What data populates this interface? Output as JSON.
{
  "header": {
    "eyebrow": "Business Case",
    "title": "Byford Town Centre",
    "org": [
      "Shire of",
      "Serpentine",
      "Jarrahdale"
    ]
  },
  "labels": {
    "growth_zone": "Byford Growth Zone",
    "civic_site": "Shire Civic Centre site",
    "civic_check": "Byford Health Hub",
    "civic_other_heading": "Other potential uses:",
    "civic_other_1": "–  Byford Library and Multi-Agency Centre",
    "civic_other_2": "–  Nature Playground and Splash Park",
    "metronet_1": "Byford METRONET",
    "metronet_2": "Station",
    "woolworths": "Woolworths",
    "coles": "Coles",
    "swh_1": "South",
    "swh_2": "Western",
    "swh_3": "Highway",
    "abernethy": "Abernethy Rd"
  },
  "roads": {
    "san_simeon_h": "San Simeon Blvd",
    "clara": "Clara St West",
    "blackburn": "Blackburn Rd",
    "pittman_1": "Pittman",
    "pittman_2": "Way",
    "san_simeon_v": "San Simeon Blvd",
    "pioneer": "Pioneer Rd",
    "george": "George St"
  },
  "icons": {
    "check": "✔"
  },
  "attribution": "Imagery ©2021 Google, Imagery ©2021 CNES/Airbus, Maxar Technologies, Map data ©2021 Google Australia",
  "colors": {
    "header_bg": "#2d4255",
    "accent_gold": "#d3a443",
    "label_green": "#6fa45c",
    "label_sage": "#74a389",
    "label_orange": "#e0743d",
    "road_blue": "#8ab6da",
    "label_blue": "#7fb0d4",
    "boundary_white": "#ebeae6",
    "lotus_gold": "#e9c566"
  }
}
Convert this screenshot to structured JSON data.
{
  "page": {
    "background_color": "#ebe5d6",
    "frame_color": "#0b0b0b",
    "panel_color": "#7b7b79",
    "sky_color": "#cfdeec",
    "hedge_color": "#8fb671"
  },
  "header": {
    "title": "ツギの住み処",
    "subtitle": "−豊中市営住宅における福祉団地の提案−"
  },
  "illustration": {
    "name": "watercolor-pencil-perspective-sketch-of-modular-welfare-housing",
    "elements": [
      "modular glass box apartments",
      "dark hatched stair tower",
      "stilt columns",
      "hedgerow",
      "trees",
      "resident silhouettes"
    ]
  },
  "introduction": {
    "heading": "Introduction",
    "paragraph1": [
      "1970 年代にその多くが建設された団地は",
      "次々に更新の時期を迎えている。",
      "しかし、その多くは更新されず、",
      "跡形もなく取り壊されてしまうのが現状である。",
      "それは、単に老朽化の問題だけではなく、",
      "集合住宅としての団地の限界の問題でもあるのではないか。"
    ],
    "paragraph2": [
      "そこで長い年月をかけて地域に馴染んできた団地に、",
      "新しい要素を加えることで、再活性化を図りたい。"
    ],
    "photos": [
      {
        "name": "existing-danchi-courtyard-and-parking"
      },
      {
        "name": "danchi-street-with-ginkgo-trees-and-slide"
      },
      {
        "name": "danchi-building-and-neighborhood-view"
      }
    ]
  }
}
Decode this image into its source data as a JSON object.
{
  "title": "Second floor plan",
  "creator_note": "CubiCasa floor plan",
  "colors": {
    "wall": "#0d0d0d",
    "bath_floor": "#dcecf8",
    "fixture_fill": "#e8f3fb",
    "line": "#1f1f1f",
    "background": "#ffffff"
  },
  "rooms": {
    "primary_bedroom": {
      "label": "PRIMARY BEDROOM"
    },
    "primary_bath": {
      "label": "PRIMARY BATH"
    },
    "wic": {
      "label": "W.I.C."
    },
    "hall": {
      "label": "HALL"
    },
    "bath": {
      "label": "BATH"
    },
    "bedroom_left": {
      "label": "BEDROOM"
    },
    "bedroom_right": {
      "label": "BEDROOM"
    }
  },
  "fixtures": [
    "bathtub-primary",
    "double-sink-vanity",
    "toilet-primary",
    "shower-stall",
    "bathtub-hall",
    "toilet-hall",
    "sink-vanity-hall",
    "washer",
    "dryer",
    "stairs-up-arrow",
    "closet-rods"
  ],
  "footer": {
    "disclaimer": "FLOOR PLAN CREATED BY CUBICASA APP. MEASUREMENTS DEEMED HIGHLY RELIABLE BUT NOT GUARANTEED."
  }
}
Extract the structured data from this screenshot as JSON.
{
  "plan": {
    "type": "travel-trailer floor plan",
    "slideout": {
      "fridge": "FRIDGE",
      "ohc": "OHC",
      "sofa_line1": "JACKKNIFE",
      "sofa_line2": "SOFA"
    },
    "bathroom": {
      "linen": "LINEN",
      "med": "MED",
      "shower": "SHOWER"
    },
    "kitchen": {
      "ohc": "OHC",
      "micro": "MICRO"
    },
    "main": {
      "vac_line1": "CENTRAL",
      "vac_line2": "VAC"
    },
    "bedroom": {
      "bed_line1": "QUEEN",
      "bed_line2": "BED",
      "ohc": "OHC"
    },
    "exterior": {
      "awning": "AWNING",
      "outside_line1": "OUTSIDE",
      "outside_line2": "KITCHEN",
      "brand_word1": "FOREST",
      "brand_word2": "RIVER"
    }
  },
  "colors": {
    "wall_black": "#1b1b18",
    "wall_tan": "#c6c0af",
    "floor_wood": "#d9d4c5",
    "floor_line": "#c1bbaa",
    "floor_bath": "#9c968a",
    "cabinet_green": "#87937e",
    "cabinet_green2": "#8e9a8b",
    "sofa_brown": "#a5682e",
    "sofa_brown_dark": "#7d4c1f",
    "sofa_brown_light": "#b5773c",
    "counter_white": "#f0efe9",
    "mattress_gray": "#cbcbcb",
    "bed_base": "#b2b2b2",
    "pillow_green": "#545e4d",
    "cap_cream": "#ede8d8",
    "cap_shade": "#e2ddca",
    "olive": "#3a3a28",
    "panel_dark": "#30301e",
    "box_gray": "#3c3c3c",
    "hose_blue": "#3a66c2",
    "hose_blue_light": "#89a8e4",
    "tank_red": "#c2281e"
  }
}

What the task asks
Using the listing above, pull out all lines that hold the word "vanity".

Expected output
    "double-sink-vanity",
    "sink-vanity-hall",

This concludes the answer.